Exercise objective =>
With the pictures omitted, write out the entries that follow exactly as they stand.

Dataset =>
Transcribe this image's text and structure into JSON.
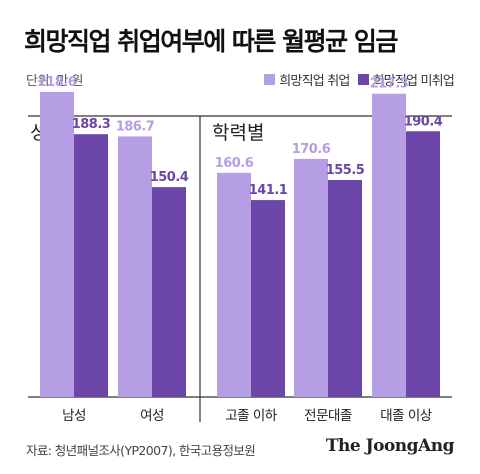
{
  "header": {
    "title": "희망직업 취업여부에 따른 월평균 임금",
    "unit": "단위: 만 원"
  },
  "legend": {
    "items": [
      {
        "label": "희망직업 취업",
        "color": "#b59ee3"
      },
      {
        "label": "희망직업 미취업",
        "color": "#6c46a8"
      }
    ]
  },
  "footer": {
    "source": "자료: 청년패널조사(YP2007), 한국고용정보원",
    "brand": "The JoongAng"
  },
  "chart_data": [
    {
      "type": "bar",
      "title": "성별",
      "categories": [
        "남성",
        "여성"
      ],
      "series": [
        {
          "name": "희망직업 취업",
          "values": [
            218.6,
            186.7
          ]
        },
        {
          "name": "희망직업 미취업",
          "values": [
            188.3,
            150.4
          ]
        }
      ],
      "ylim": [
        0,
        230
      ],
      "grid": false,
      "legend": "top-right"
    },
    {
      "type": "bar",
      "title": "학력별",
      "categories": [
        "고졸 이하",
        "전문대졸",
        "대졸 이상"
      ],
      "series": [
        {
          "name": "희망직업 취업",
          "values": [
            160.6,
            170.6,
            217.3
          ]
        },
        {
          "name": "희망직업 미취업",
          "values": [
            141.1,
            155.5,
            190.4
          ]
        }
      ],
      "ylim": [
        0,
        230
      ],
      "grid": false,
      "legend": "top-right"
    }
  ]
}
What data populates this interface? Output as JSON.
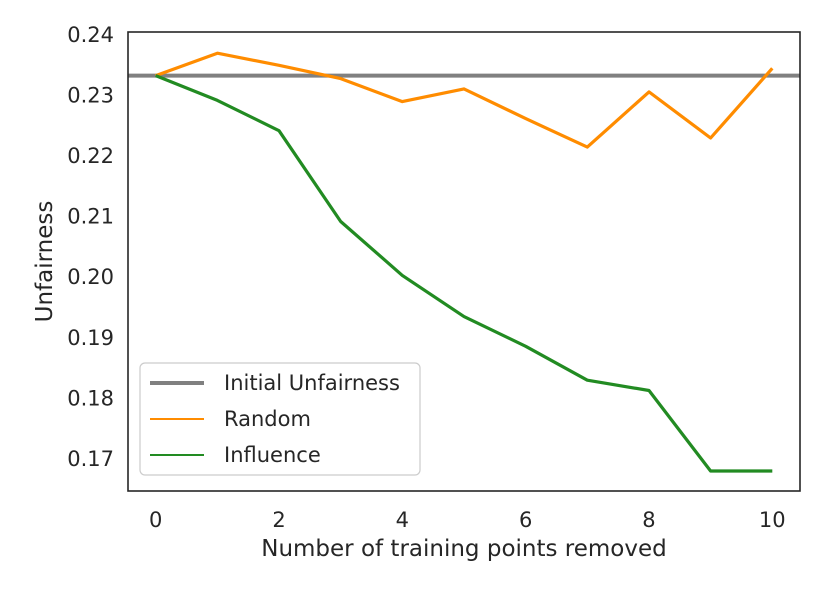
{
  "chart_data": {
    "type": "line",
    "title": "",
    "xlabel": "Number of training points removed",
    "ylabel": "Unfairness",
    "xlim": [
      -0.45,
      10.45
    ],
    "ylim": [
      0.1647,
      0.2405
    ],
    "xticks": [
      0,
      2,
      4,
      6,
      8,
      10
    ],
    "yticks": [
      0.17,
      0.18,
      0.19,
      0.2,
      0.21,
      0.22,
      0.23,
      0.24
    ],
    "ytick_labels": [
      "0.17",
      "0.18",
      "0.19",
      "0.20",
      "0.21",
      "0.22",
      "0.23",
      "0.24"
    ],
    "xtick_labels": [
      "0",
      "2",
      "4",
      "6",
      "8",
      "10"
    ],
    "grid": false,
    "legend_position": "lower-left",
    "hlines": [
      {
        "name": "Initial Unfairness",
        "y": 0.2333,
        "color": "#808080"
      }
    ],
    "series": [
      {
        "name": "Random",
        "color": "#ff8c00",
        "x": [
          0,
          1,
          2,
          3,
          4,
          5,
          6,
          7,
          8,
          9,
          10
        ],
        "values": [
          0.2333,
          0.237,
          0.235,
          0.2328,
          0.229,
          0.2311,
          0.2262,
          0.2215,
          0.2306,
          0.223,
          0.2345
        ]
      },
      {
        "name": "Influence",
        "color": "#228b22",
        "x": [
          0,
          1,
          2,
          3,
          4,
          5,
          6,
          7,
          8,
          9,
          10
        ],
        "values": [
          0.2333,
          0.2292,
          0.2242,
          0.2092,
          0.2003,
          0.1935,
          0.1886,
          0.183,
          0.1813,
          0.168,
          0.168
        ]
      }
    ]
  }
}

Full solution =>
Transcribe this image's text and structure into JSON.
{
  "header": {
    "title": "희망직업 취업여부에 따른 월평균 임금",
    "unit": "단위: 만 원"
  },
  "legend": {
    "items": [
      {
        "label": "희망직업 취업",
        "color": "#b59ee3"
      },
      {
        "label": "희망직업 미취업",
        "color": "#6c46a8"
      }
    ]
  },
  "footer": {
    "source": "자료: 청년패널조사(YP2007), 한국고용정보원",
    "brand": "The JoongAng"
  },
  "chart_data": [
    {
      "type": "bar",
      "title": "성별",
      "categories": [
        "남성",
        "여성"
      ],
      "series": [
        {
          "name": "희망직업 취업",
          "values": [
            218.6,
            186.7
          ]
        },
        {
          "name": "희망직업 미취업",
          "values": [
            188.3,
            150.4
          ]
        }
      ],
      "ylim": [
        0,
        230
      ],
      "grid": false,
      "legend": "top-right"
    },
    {
      "type": "bar",
      "title": "학력별",
      "categories": [
        "고졸 이하",
        "전문대졸",
        "대졸 이상"
      ],
      "series": [
        {
          "name": "희망직업 취업",
          "values": [
            160.6,
            170.6,
            217.3
          ]
        },
        {
          "name": "희망직업 미취업",
          "values": [
            141.1,
            155.5,
            190.4
          ]
        }
      ],
      "ylim": [
        0,
        230
      ],
      "grid": false,
      "legend": "top-right"
    }
  ]
}
What data populates this interface? Output as JSON.
{
  "chart_data": {
    "type": "line",
    "title": "",
    "xlabel": "Number of training points removed",
    "ylabel": "Unfairness",
    "xlim": [
      -0.45,
      10.45
    ],
    "ylim": [
      0.1647,
      0.2405
    ],
    "xticks": [
      0,
      2,
      4,
      6,
      8,
      10
    ],
    "yticks": [
      0.17,
      0.18,
      0.19,
      0.2,
      0.21,
      0.22,
      0.23,
      0.24
    ],
    "ytick_labels": [
      "0.17",
      "0.18",
      "0.19",
      "0.20",
      "0.21",
      "0.22",
      "0.23",
      "0.24"
    ],
    "xtick_labels": [
      "0",
      "2",
      "4",
      "6",
      "8",
      "10"
    ],
    "grid": false,
    "legend_position": "lower-left",
    "hlines": [
      {
        "name": "Initial Unfairness",
        "y": 0.2333,
        "color": "#808080"
      }
    ],
    "series": [
      {
        "name": "Random",
        "color": "#ff8c00",
        "x": [
          0,
          1,
          2,
          3,
          4,
          5,
          6,
          7,
          8,
          9,
          10
        ],
        "values": [
          0.2333,
          0.237,
          0.235,
          0.2328,
          0.229,
          0.2311,
          0.2262,
          0.2215,
          0.2306,
          0.223,
          0.2345
        ]
      },
      {
        "name": "Influence",
        "color": "#228b22",
        "x": [
          0,
          1,
          2,
          3,
          4,
          5,
          6,
          7,
          8,
          9,
          10
        ],
        "values": [
          0.2333,
          0.2292,
          0.2242,
          0.2092,
          0.2003,
          0.1935,
          0.1886,
          0.183,
          0.1813,
          0.168,
          0.168
        ]
      }
    ]
  }
}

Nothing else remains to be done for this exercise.